- _REQUIRED WORK_
Without the pictures, copy all the entries below exactly.

- _SUPPLIED ENTRIES_
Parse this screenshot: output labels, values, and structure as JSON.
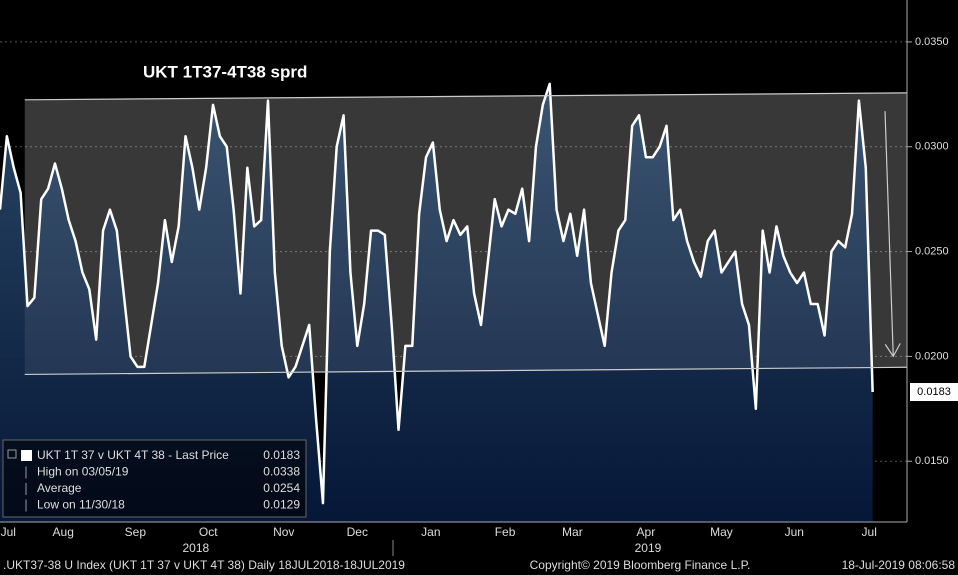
{
  "chart_data": {
    "type": "area",
    "title": "UKT 1T37-4T38 sprd",
    "values": [
      0.027,
      0.0305,
      0.029,
      0.0278,
      0.0224,
      0.0228,
      0.0275,
      0.028,
      0.0292,
      0.028,
      0.0265,
      0.0255,
      0.024,
      0.0232,
      0.0208,
      0.026,
      0.027,
      0.026,
      0.023,
      0.02,
      0.0195,
      0.0195,
      0.0215,
      0.0235,
      0.0265,
      0.0245,
      0.0262,
      0.0305,
      0.029,
      0.027,
      0.029,
      0.032,
      0.0305,
      0.03,
      0.027,
      0.023,
      0.029,
      0.0262,
      0.0265,
      0.0322,
      0.024,
      0.0205,
      0.019,
      0.0195,
      0.0205,
      0.0215,
      0.017,
      0.013,
      0.025,
      0.03,
      0.0315,
      0.024,
      0.0205,
      0.0225,
      0.026,
      0.026,
      0.0258,
      0.0215,
      0.0165,
      0.0205,
      0.0205,
      0.0268,
      0.0295,
      0.0302,
      0.027,
      0.0255,
      0.0265,
      0.0258,
      0.0262,
      0.023,
      0.0215,
      0.0245,
      0.0275,
      0.0262,
      0.027,
      0.0268,
      0.028,
      0.0255,
      0.03,
      0.032,
      0.033,
      0.027,
      0.0255,
      0.0268,
      0.0248,
      0.027,
      0.0235,
      0.022,
      0.0205,
      0.024,
      0.026,
      0.0265,
      0.031,
      0.0315,
      0.0295,
      0.0295,
      0.03,
      0.031,
      0.0265,
      0.027,
      0.0255,
      0.0245,
      0.0238,
      0.0255,
      0.026,
      0.024,
      0.0245,
      0.025,
      0.0225,
      0.0215,
      0.0175,
      0.026,
      0.024,
      0.0262,
      0.0248,
      0.024,
      0.0235,
      0.024,
      0.0225,
      0.0225,
      0.021,
      0.025,
      0.0255,
      0.0252,
      0.0268,
      0.0322,
      0.029,
      0.0183
    ],
    "color": "#ffffff",
    "xlim": [
      0,
      132
    ],
    "xticks": [
      {
        "value": 1.2,
        "label": "Jul"
      },
      {
        "value": 9.2,
        "label": "Aug"
      },
      {
        "value": 19.7,
        "label": "Sep"
      },
      {
        "value": 30.3,
        "label": "Oct"
      },
      {
        "value": 41.3,
        "label": "Nov"
      },
      {
        "value": 52,
        "label": "Dec"
      },
      {
        "value": 62.7,
        "label": "Jan"
      },
      {
        "value": 73.5,
        "label": "Feb"
      },
      {
        "value": 83.3,
        "label": "Mar"
      },
      {
        "value": 94,
        "label": "Apr"
      },
      {
        "value": 105,
        "label": "May"
      },
      {
        "value": 115.6,
        "label": "Jun"
      },
      {
        "value": 126.5,
        "label": "Jul"
      }
    ],
    "years": [
      {
        "value": 28.5,
        "label": "2018"
      },
      {
        "value": 94.3,
        "label": "2019"
      }
    ],
    "ylim": [
      0.0121,
      0.037
    ],
    "yticks": [
      {
        "value": 0.015,
        "label": "0.0150"
      },
      {
        "value": 0.02,
        "label": "0.0200"
      },
      {
        "value": 0.025,
        "label": "0.0250"
      },
      {
        "value": 0.03,
        "label": "0.0300"
      },
      {
        "value": 0.035,
        "label": "0.0350"
      }
    ],
    "grid": true,
    "last_value": 0.0183,
    "channel": {
      "x": [
        3.6,
        132
      ],
      "upper": [
        0.03224,
        0.03257
      ],
      "lower": [
        0.01914,
        0.01948
      ]
    },
    "arrow": {
      "x": [
        128.8,
        130
      ],
      "values": [
        0.0317,
        0.02
      ]
    },
    "legend": [
      {
        "label": "UKT 1T 37 v UKT 4T 38 - Last Price",
        "value": 0.0183
      },
      {
        "label": "High on 03/05/19",
        "value": 0.0338
      },
      {
        "label": "Average",
        "value": 0.0254
      },
      {
        "label": "Low on 11/30/18",
        "value": 0.0129
      }
    ],
    "footer": {
      "left": ".UKT37-38 U Index (UKT 1T 37 v UKT 4T 38)  Daily 18JUL2018-18JUL2019",
      "center": "Copyright© 2019 Bloomberg Finance L.P.",
      "right": "18-Jul-2019 08:06:58"
    }
  }
}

- _FULL RESPONSE_
Parse this screenshot: output labels, values, and structure as JSON.
{
  "chart_data": {
    "type": "area",
    "title": "UKT 1T37-4T38 sprd",
    "values": [
      0.027,
      0.0305,
      0.029,
      0.0278,
      0.0224,
      0.0228,
      0.0275,
      0.028,
      0.0292,
      0.028,
      0.0265,
      0.0255,
      0.024,
      0.0232,
      0.0208,
      0.026,
      0.027,
      0.026,
      0.023,
      0.02,
      0.0195,
      0.0195,
      0.0215,
      0.0235,
      0.0265,
      0.0245,
      0.0262,
      0.0305,
      0.029,
      0.027,
      0.029,
      0.032,
      0.0305,
      0.03,
      0.027,
      0.023,
      0.029,
      0.0262,
      0.0265,
      0.0322,
      0.024,
      0.0205,
      0.019,
      0.0195,
      0.0205,
      0.0215,
      0.017,
      0.013,
      0.025,
      0.03,
      0.0315,
      0.024,
      0.0205,
      0.0225,
      0.026,
      0.026,
      0.0258,
      0.0215,
      0.0165,
      0.0205,
      0.0205,
      0.0268,
      0.0295,
      0.0302,
      0.027,
      0.0255,
      0.0265,
      0.0258,
      0.0262,
      0.023,
      0.0215,
      0.0245,
      0.0275,
      0.0262,
      0.027,
      0.0268,
      0.028,
      0.0255,
      0.03,
      0.032,
      0.033,
      0.027,
      0.0255,
      0.0268,
      0.0248,
      0.027,
      0.0235,
      0.022,
      0.0205,
      0.024,
      0.026,
      0.0265,
      0.031,
      0.0315,
      0.0295,
      0.0295,
      0.03,
      0.031,
      0.0265,
      0.027,
      0.0255,
      0.0245,
      0.0238,
      0.0255,
      0.026,
      0.024,
      0.0245,
      0.025,
      0.0225,
      0.0215,
      0.0175,
      0.026,
      0.024,
      0.0262,
      0.0248,
      0.024,
      0.0235,
      0.024,
      0.0225,
      0.0225,
      0.021,
      0.025,
      0.0255,
      0.0252,
      0.0268,
      0.0322,
      0.029,
      0.0183
    ],
    "color": "#ffffff",
    "xlim": [
      0,
      132
    ],
    "xticks": [
      {
        "value": 1.2,
        "label": "Jul"
      },
      {
        "value": 9.2,
        "label": "Aug"
      },
      {
        "value": 19.7,
        "label": "Sep"
      },
      {
        "value": 30.3,
        "label": "Oct"
      },
      {
        "value": 41.3,
        "label": "Nov"
      },
      {
        "value": 52,
        "label": "Dec"
      },
      {
        "value": 62.7,
        "label": "Jan"
      },
      {
        "value": 73.5,
        "label": "Feb"
      },
      {
        "value": 83.3,
        "label": "Mar"
      },
      {
        "value": 94,
        "label": "Apr"
      },
      {
        "value": 105,
        "label": "May"
      },
      {
        "value": 115.6,
        "label": "Jun"
      },
      {
        "value": 126.5,
        "label": "Jul"
      }
    ],
    "years": [
      {
        "value": 28.5,
        "label": "2018"
      },
      {
        "value": 94.3,
        "label": "2019"
      }
    ],
    "ylim": [
      0.0121,
      0.037
    ],
    "yticks": [
      {
        "value": 0.015,
        "label": "0.0150"
      },
      {
        "value": 0.02,
        "label": "0.0200"
      },
      {
        "value": 0.025,
        "label": "0.0250"
      },
      {
        "value": 0.03,
        "label": "0.0300"
      },
      {
        "value": 0.035,
        "label": "0.0350"
      }
    ],
    "grid": true,
    "last_value": 0.0183,
    "channel": {
      "x": [
        3.6,
        132
      ],
      "upper": [
        0.03224,
        0.03257
      ],
      "lower": [
        0.01914,
        0.01948
      ]
    },
    "arrow": {
      "x": [
        128.8,
        130
      ],
      "values": [
        0.0317,
        0.02
      ]
    },
    "legend": [
      {
        "label": "UKT 1T 37 v UKT 4T 38 - Last Price",
        "value": 0.0183
      },
      {
        "label": "High on 03/05/19",
        "value": 0.0338
      },
      {
        "label": "Average",
        "value": 0.0254
      },
      {
        "label": "Low on 11/30/18",
        "value": 0.0129
      }
    ],
    "footer": {
      "left": ".UKT37-38 U Index (UKT 1T 37 v UKT 4T 38)  Daily 18JUL2018-18JUL2019",
      "center": "Copyright© 2019 Bloomberg Finance L.P.",
      "right": "18-Jul-2019 08:06:58"
    }
  }
}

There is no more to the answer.